Your goal » The listing below should be written out exactly; please include all of it.

Records for processing »

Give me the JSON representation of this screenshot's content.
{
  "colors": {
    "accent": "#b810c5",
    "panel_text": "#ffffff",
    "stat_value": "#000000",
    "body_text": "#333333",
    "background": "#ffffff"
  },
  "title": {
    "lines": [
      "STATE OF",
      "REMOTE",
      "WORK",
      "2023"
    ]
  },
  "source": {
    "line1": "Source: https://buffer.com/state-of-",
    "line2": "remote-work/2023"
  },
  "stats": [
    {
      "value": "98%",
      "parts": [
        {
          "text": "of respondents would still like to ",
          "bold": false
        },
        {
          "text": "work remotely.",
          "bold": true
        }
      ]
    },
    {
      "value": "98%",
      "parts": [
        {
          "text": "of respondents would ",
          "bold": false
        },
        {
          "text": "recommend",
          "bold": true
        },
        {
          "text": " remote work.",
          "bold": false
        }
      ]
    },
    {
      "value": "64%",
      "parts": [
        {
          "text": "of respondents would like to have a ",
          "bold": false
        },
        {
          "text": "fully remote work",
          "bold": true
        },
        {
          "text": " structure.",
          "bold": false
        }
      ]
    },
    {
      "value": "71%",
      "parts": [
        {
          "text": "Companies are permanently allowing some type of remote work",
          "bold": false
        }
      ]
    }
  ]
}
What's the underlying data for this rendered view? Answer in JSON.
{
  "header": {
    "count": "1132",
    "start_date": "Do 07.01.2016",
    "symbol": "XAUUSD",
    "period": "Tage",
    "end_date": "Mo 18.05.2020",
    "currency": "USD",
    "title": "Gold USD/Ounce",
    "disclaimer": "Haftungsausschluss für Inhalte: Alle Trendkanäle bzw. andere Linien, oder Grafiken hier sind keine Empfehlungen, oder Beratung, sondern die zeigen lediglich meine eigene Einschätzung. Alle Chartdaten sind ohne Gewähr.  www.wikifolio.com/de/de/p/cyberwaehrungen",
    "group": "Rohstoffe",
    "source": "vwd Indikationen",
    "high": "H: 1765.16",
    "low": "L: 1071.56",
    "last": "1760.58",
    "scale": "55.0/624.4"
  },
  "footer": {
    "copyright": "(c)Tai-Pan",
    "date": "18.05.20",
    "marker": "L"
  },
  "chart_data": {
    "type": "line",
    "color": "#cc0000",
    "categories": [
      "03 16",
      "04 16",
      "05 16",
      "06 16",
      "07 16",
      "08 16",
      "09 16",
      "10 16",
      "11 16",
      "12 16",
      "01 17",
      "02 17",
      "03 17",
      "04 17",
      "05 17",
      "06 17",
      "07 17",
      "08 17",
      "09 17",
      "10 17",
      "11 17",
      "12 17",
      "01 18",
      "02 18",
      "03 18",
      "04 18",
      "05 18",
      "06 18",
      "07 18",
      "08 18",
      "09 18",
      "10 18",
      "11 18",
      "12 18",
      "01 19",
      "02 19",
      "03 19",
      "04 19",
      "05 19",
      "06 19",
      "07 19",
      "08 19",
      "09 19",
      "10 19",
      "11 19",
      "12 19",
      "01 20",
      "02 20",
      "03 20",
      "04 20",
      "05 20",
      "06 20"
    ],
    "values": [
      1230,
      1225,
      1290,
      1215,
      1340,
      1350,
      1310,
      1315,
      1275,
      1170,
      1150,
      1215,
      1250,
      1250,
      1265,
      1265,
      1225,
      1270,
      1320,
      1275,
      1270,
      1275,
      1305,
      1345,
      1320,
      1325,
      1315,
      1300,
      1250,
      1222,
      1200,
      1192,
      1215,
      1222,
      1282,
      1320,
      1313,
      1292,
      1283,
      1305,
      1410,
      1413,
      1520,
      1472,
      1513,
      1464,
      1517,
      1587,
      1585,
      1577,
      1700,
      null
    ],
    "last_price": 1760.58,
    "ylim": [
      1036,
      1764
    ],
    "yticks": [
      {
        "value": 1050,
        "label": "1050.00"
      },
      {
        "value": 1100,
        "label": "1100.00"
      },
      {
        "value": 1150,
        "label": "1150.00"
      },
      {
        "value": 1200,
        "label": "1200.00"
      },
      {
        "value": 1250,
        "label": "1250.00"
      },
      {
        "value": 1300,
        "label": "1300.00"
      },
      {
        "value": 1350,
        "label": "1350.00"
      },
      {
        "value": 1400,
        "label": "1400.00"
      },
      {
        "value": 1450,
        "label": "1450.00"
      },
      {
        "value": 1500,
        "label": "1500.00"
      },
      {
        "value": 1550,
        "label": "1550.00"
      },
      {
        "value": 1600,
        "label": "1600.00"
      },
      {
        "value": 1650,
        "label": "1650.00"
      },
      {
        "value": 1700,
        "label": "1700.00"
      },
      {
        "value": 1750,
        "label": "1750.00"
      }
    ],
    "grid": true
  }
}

Result of this task »
Give me the JSON representation of this screenshot's content.
{
  "colors": {
    "accent": "#b810c5",
    "panel_text": "#ffffff",
    "stat_value": "#000000",
    "body_text": "#333333",
    "background": "#ffffff"
  },
  "title": {
    "lines": [
      "STATE OF",
      "REMOTE",
      "WORK",
      "2023"
    ]
  },
  "source": {
    "line1": "Source: https://buffer.com/state-of-",
    "line2": "remote-work/2023"
  },
  "stats": [
    {
      "value": "98%",
      "parts": [
        {
          "text": "of respondents would still like to ",
          "bold": false
        },
        {
          "text": "work remotely.",
          "bold": true
        }
      ]
    },
    {
      "value": "98%",
      "parts": [
        {
          "text": "of respondents would ",
          "bold": false
        },
        {
          "text": "recommend",
          "bold": true
        },
        {
          "text": " remote work.",
          "bold": false
        }
      ]
    },
    {
      "value": "64%",
      "parts": [
        {
          "text": "of respondents would like to have a ",
          "bold": false
        },
        {
          "text": "fully remote work",
          "bold": true
        },
        {
          "text": " structure.",
          "bold": false
        }
      ]
    },
    {
      "value": "71%",
      "parts": [
        {
          "text": "Companies are permanently allowing some type of remote work",
          "bold": false
        }
      ]
    }
  ]
}
What's the underlying data for this rendered view? Answer in JSON.
{
  "header": {
    "count": "1132",
    "start_date": "Do 07.01.2016",
    "symbol": "XAUUSD",
    "period": "Tage",
    "end_date": "Mo 18.05.2020",
    "currency": "USD",
    "title": "Gold USD/Ounce",
    "disclaimer": "Haftungsausschluss für Inhalte: Alle Trendkanäle bzw. andere Linien, oder Grafiken hier sind keine Empfehlungen, oder Beratung, sondern die zeigen lediglich meine eigene Einschätzung. Alle Chartdaten sind ohne Gewähr.  www.wikifolio.com/de/de/p/cyberwaehrungen",
    "group": "Rohstoffe",
    "source": "vwd Indikationen",
    "high": "H: 1765.16",
    "low": "L: 1071.56",
    "last": "1760.58",
    "scale": "55.0/624.4"
  },
  "footer": {
    "copyright": "(c)Tai-Pan",
    "date": "18.05.20",
    "marker": "L"
  },
  "chart_data": {
    "type": "line",
    "color": "#cc0000",
    "categories": [
      "03 16",
      "04 16",
      "05 16",
      "06 16",
      "07 16",
      "08 16",
      "09 16",
      "10 16",
      "11 16",
      "12 16",
      "01 17",
      "02 17",
      "03 17",
      "04 17",
      "05 17",
      "06 17",
      "07 17",
      "08 17",
      "09 17",
      "10 17",
      "11 17",
      "12 17",
      "01 18",
      "02 18",
      "03 18",
      "04 18",
      "05 18",
      "06 18",
      "07 18",
      "08 18",
      "09 18",
      "10 18",
      "11 18",
      "12 18",
      "01 19",
      "02 19",
      "03 19",
      "04 19",
      "05 19",
      "06 19",
      "07 19",
      "08 19",
      "09 19",
      "10 19",
      "11 19",
      "12 19",
      "01 20",
      "02 20",
      "03 20",
      "04 20",
      "05 20",
      "06 20"
    ],
    "values": [
      1230,
      1225,
      1290,
      1215,
      1340,
      1350,
      1310,
      1315,
      1275,
      1170,
      1150,
      1215,
      1250,
      1250,
      1265,
      1265,
      1225,
      1270,
      1320,
      1275,
      1270,
      1275,
      1305,
      1345,
      1320,
      1325,
      1315,
      1300,
      1250,
      1222,
      1200,
      1192,
      1215,
      1222,
      1282,
      1320,
      1313,
      1292,
      1283,
      1305,
      1410,
      1413,
      1520,
      1472,
      1513,
      1464,
      1517,
      1587,
      1585,
      1577,
      1700,
      null
    ],
    "last_price": 1760.58,
    "ylim": [
      1036,
      1764
    ],
    "yticks": [
      {
        "value": 1050,
        "label": "1050.00"
      },
      {
        "value": 1100,
        "label": "1100.00"
      },
      {
        "value": 1150,
        "label": "1150.00"
      },
      {
        "value": 1200,
        "label": "1200.00"
      },
      {
        "value": 1250,
        "label": "1250.00"
      },
      {
        "value": 1300,
        "label": "1300.00"
      },
      {
        "value": 1350,
        "label": "1350.00"
      },
      {
        "value": 1400,
        "label": "1400.00"
      },
      {
        "value": 1450,
        "label": "1450.00"
      },
      {
        "value": 1500,
        "label": "1500.00"
      },
      {
        "value": 1550,
        "label": "1550.00"
      },
      {
        "value": 1600,
        "label": "1600.00"
      },
      {
        "value": 1650,
        "label": "1650.00"
      },
      {
        "value": 1700,
        "label": "1700.00"
      },
      {
        "value": 1750,
        "label": "1750.00"
      }
    ],
    "grid": true
  }
}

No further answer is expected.